- What to produce -
State only how many lines contain the string "this".

- Working data -
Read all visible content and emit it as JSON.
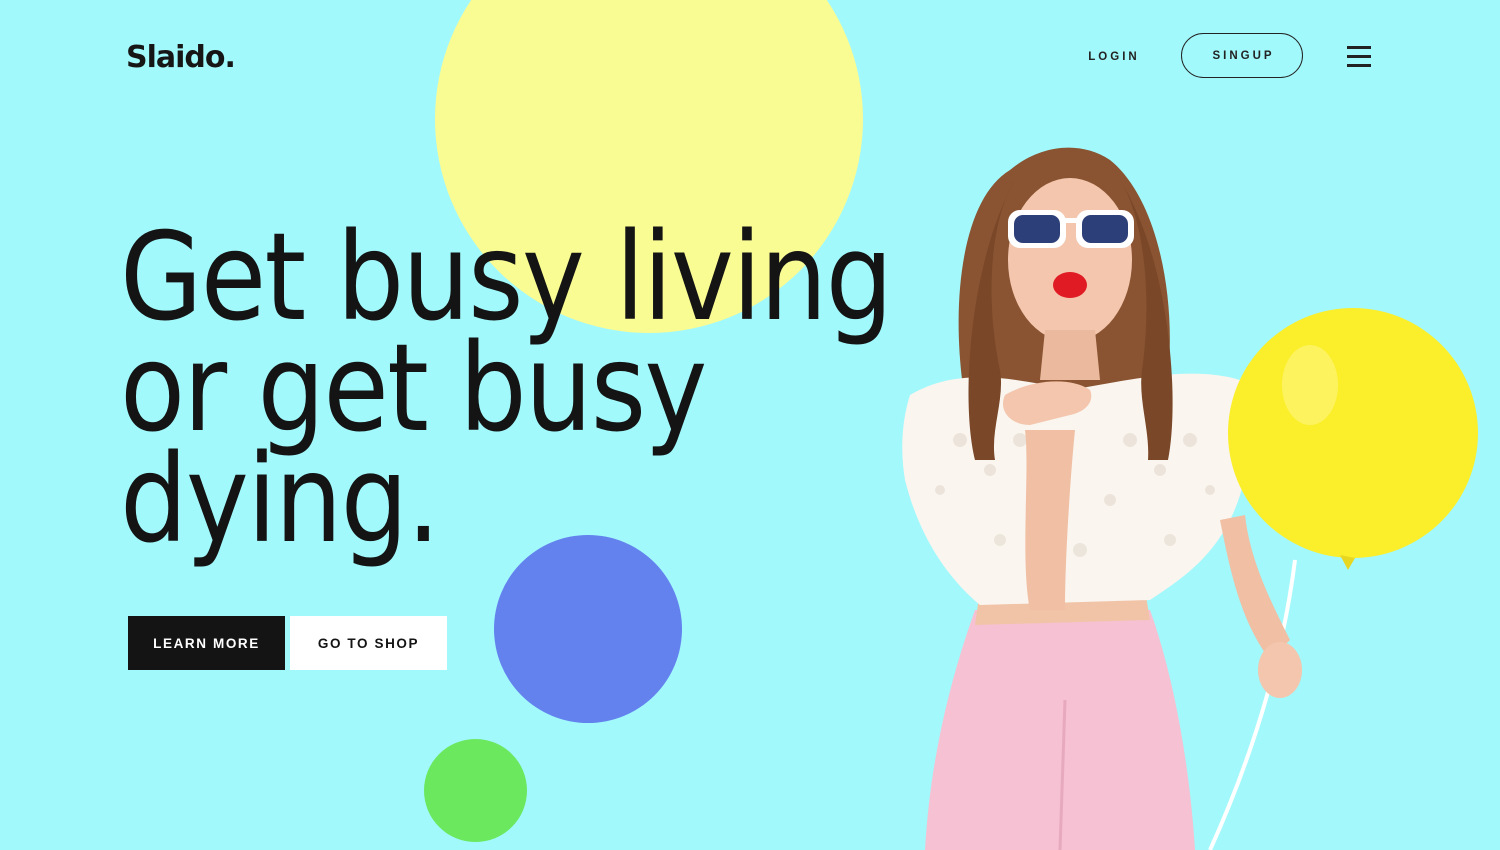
{
  "header": {
    "logo": "Slaido.",
    "login_label": "LOGIN",
    "signup_label": "SINGUP",
    "menu_icon": "hamburger-menu-icon"
  },
  "hero": {
    "headline_lines": [
      "Get busy living",
      "or get busy",
      "dying."
    ],
    "primary_button": "LEARN MORE",
    "secondary_button": "GO TO SHOP"
  },
  "colors": {
    "background": "#a2f9fc",
    "yellow_circle": "#f9fb93",
    "blue_circle": "#6382ee",
    "green_circle": "#6be85e",
    "balloon": "#fbee2b",
    "text_dark": "#141414"
  }
}
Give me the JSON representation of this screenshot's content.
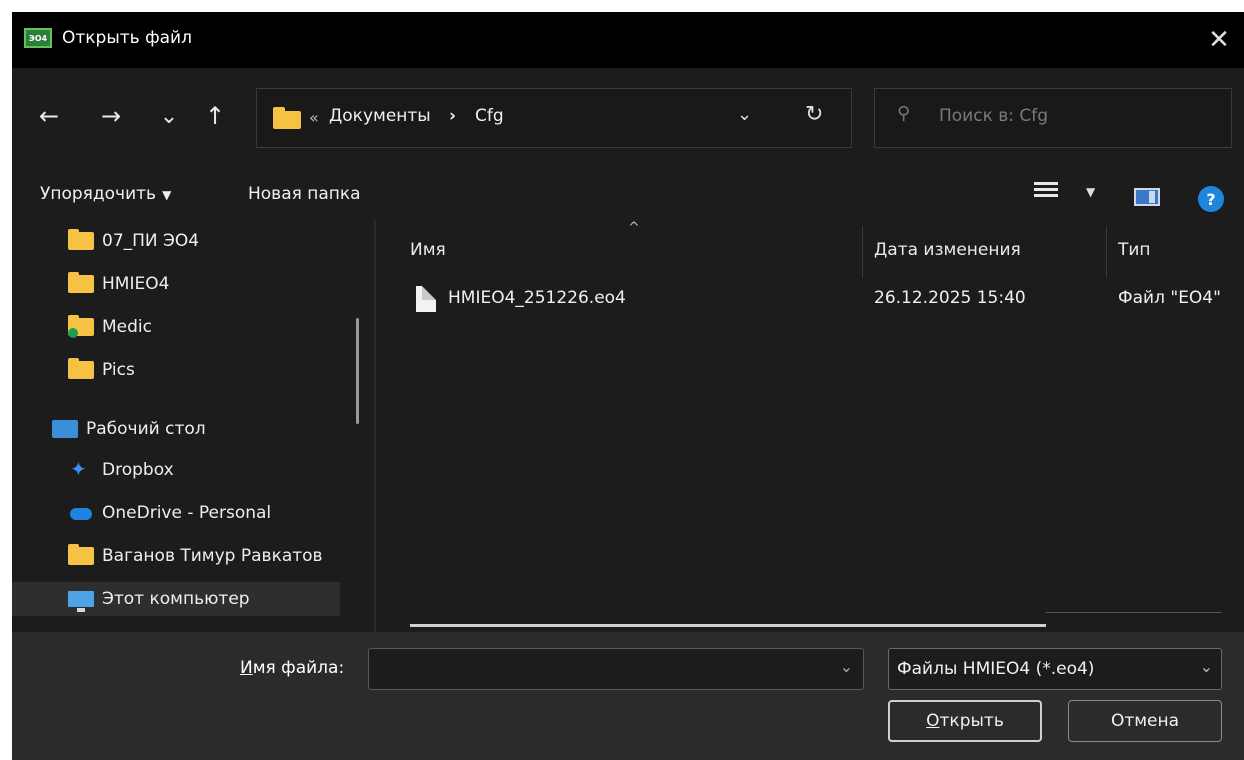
{
  "window": {
    "title": "Открыть файл",
    "app_icon_text": "ЭО4",
    "close_glyph": "✕"
  },
  "nav": {
    "back_glyph": "←",
    "forward_glyph": "→",
    "recent_glyph": "⌄",
    "up_glyph": "↑",
    "breadcrumb_overflow": "«",
    "breadcrumb": [
      "Документы",
      "Cfg"
    ],
    "breadcrumb_sep": "›",
    "dropdown_glyph": "⌄",
    "refresh_glyph": "↻",
    "search_glyph": "⚲",
    "search_placeholder": "Поиск в: Cfg"
  },
  "toolbar": {
    "organize_label": "Упорядочить",
    "organize_caret": "▼",
    "new_folder_label": "Новая папка",
    "view_caret": "▼",
    "help_glyph": "?"
  },
  "sidebar": {
    "items": [
      {
        "label": "07_ПИ ЭО4",
        "icon": "folder-icon"
      },
      {
        "label": "HMIEO4",
        "icon": "folder-icon"
      },
      {
        "label": "Medic",
        "icon": "folder-sync-icon"
      },
      {
        "label": "Pics",
        "icon": "folder-icon"
      },
      {
        "label": "Рабочий стол",
        "icon": "desktop-icon"
      },
      {
        "label": "Dropbox",
        "icon": "dropbox-icon"
      },
      {
        "label": "OneDrive - Personal",
        "icon": "onedrive-icon"
      },
      {
        "label": "Ваганов Тимур Равкатов",
        "icon": "folder-icon"
      },
      {
        "label": "Этот компьютер",
        "icon": "computer-icon"
      }
    ]
  },
  "filelist": {
    "columns": {
      "name": "Имя",
      "date": "Дата изменения",
      "type": "Тип"
    },
    "sort_glyph": "^",
    "rows": [
      {
        "name": "HMIEO4_251226.eo4",
        "date": "26.12.2025 15:40",
        "type": "Файл \"EO4\""
      }
    ]
  },
  "bottom": {
    "filename_label_access": "И",
    "filename_label_rest": "мя файла:",
    "filename_value": "",
    "filename_caret": "⌄",
    "filter_value": "Файлы HMIEO4 (*.eo4)",
    "filter_caret": "⌄",
    "open_access": "О",
    "open_rest": "ткрыть",
    "cancel_label": "Отмена"
  },
  "colors": {
    "background": "#1c1c1c",
    "titlebar": "#000000",
    "bottombar": "#2b2b2b",
    "folder": "#f5c243",
    "accent": "#1f86e0"
  }
}
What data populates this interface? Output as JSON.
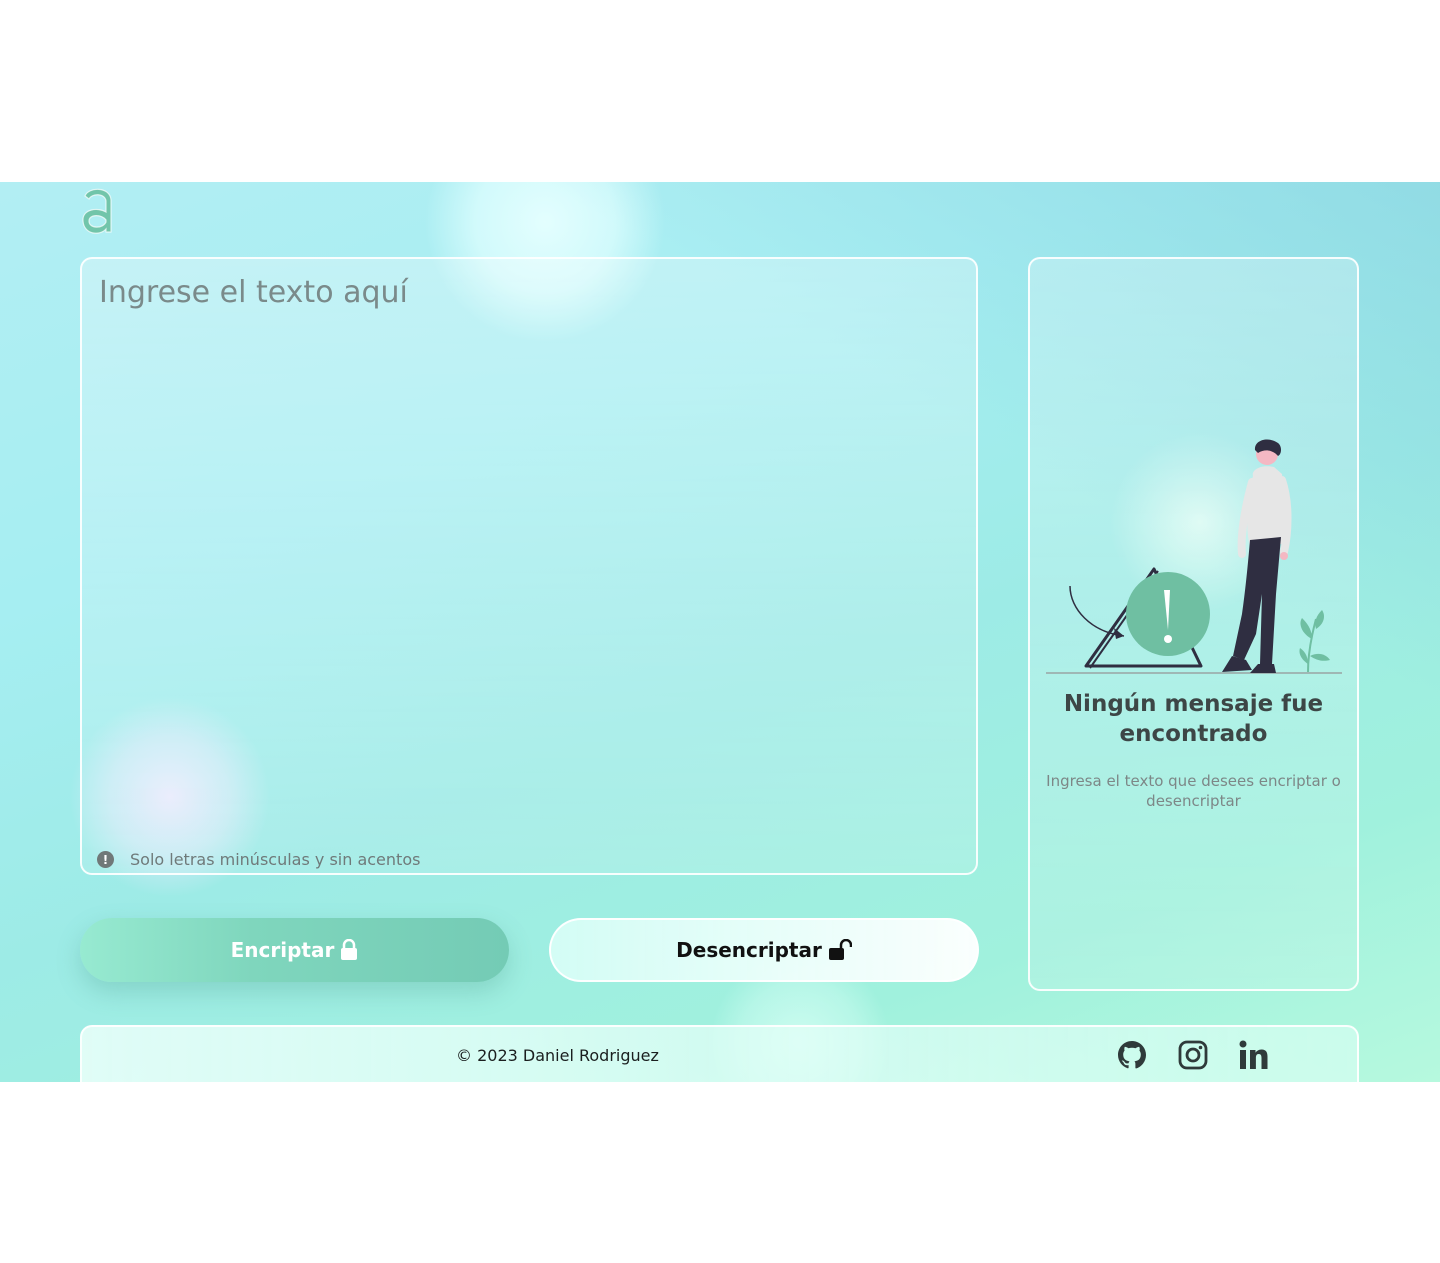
{
  "brand": {
    "logo_letter": "a",
    "color": "#71c5aa"
  },
  "input": {
    "placeholder": "Ingrese el texto aquí",
    "hint": "Solo letras minúsculas y sin acentos",
    "hint_icon": "exclamation-circle-icon"
  },
  "buttons": {
    "encrypt_label": "Encriptar",
    "encrypt_icon": "lock-icon",
    "decrypt_label": "Desencriptar",
    "decrypt_icon": "unlock-icon"
  },
  "output": {
    "title": "Ningún mensaje fue encontrado",
    "description": "Ingresa el texto que desees encriptar o desencriptar",
    "illustration": "person-with-warning-sign"
  },
  "footer": {
    "copyright": "© 2023 Daniel Rodriguez",
    "social": [
      "github-icon",
      "instagram-icon",
      "linkedin-icon"
    ]
  },
  "colors": {
    "accent": "#6fc0a6",
    "text_dark": "#3d4646"
  }
}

- Worked answer -
2